[Exercise directions]:
Every line that includes the word "ensure" is to be listed.

[Stored data]
(begin)

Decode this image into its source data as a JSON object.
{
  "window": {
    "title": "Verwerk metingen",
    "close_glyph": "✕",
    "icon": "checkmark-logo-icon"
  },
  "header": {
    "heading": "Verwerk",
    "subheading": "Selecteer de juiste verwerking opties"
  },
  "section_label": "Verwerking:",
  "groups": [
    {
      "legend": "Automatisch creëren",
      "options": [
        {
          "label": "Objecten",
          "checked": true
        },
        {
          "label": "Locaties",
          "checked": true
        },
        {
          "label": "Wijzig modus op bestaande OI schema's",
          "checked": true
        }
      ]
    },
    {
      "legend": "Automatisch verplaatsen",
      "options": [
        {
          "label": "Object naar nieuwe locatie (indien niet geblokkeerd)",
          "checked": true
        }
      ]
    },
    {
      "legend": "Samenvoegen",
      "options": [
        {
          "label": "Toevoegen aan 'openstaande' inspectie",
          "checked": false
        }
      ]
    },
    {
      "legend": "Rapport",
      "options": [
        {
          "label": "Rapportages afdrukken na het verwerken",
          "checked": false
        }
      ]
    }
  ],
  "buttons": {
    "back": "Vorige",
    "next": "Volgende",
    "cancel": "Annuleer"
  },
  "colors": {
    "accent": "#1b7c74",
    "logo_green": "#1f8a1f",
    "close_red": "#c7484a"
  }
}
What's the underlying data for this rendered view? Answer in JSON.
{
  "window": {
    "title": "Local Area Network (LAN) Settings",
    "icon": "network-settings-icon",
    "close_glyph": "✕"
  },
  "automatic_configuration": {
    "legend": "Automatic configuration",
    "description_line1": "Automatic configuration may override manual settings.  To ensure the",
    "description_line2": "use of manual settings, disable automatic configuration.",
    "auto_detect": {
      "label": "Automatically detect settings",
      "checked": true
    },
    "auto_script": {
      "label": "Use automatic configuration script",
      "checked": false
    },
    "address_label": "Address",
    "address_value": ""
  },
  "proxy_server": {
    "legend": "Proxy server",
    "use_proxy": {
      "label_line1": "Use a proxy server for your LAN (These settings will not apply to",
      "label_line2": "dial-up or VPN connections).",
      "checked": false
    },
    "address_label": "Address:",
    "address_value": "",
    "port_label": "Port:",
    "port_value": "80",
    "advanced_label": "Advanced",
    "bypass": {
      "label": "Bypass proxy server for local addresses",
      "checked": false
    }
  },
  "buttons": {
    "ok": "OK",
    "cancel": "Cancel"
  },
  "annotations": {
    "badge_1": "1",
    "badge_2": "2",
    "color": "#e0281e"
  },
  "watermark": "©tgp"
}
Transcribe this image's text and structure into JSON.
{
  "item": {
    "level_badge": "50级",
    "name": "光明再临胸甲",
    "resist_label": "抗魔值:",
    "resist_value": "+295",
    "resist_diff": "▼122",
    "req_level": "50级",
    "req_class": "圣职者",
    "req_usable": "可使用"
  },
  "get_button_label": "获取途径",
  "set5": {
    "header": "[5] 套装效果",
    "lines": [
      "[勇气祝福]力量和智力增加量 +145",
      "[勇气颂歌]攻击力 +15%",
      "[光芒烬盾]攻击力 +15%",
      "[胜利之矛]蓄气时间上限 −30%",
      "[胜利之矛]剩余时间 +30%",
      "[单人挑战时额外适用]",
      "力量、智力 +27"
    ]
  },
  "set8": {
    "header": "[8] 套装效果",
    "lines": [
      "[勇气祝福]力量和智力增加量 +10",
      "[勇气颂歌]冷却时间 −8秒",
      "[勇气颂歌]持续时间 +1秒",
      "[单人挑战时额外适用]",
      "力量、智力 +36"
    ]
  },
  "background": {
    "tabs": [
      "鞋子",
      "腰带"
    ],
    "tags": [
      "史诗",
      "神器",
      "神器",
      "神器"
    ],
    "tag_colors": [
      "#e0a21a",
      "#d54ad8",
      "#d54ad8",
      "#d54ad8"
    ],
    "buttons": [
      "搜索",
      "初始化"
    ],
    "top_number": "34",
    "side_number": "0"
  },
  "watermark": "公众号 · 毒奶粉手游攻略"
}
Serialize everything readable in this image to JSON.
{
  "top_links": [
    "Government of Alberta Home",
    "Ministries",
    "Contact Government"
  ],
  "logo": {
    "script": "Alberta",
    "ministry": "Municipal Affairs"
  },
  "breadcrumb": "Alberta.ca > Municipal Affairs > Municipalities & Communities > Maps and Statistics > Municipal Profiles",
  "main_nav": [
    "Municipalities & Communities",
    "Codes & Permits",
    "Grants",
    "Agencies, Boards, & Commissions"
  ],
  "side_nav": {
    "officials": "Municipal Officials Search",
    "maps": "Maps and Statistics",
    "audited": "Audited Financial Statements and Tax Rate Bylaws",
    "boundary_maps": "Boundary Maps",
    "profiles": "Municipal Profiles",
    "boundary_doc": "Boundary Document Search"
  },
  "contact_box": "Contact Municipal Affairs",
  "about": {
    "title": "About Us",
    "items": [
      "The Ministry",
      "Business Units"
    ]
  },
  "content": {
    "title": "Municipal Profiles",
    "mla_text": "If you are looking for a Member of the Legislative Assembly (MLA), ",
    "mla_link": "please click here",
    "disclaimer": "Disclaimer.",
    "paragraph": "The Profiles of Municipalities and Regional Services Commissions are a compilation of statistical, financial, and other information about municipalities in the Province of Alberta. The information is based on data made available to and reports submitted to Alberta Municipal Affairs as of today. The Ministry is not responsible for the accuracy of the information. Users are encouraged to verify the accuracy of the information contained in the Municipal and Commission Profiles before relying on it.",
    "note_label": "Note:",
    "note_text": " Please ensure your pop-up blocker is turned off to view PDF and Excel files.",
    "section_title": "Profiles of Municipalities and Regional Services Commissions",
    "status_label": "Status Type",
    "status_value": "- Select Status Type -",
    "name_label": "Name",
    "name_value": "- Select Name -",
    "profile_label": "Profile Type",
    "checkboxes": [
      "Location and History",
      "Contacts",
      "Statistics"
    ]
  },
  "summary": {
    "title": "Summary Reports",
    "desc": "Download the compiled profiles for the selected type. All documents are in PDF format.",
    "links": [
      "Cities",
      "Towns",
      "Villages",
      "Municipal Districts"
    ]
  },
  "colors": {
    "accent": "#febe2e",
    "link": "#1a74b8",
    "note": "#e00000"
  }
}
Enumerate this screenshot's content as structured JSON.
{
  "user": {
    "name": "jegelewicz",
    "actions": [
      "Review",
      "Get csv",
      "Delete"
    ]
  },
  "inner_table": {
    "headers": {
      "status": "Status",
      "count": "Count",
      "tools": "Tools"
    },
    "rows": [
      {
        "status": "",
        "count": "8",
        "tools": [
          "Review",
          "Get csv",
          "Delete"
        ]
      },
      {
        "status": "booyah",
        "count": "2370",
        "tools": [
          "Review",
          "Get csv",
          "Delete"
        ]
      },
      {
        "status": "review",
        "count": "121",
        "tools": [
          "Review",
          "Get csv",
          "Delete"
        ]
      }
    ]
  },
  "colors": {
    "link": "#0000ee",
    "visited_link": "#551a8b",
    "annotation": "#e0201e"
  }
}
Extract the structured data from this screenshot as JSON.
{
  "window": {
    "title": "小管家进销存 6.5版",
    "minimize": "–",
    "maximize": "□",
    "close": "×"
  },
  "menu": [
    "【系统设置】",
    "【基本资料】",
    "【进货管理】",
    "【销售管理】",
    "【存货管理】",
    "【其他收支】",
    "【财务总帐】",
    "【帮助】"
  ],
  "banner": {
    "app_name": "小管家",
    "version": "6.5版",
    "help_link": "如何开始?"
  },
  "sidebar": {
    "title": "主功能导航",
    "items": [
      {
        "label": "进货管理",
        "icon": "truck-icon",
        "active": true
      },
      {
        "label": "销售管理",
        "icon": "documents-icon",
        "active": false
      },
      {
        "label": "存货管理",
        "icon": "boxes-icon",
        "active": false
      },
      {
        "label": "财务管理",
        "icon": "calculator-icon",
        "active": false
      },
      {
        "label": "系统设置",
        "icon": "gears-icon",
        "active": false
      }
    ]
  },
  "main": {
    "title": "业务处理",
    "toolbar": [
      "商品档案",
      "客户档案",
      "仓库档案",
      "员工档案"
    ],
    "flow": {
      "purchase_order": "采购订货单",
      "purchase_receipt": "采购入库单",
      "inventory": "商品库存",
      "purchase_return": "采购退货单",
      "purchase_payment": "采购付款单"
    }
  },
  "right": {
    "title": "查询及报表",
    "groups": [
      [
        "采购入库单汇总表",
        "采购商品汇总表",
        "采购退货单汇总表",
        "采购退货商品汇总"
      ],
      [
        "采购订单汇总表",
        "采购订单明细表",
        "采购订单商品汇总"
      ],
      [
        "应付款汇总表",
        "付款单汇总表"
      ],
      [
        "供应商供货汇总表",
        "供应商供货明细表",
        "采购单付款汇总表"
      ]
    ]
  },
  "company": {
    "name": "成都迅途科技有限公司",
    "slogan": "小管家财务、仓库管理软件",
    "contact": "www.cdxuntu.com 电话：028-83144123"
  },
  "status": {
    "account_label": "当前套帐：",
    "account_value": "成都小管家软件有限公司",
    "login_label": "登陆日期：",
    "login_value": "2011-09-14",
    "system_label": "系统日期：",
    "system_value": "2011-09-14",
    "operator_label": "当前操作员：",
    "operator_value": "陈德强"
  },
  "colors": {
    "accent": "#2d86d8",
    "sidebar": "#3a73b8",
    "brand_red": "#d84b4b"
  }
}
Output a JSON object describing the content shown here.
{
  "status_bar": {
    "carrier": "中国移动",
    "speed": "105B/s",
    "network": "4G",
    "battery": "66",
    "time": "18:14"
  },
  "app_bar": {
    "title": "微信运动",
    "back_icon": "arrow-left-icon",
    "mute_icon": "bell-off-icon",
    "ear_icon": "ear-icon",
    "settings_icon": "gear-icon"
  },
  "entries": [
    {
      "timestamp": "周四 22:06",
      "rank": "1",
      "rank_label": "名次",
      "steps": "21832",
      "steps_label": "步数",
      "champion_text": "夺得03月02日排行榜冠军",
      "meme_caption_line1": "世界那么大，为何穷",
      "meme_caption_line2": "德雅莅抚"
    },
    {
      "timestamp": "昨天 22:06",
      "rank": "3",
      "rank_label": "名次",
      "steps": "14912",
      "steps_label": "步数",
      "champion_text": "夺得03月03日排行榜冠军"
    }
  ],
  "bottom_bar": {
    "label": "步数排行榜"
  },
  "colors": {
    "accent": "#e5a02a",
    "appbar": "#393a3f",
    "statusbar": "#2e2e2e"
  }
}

(end)

[Response to the task]:
    "description_line1": "Automatic configuration may override manual settings.  To ensure the",
    "note_text": " Please ensure your pop-up blocker is turned off to view PDF and Excel files.",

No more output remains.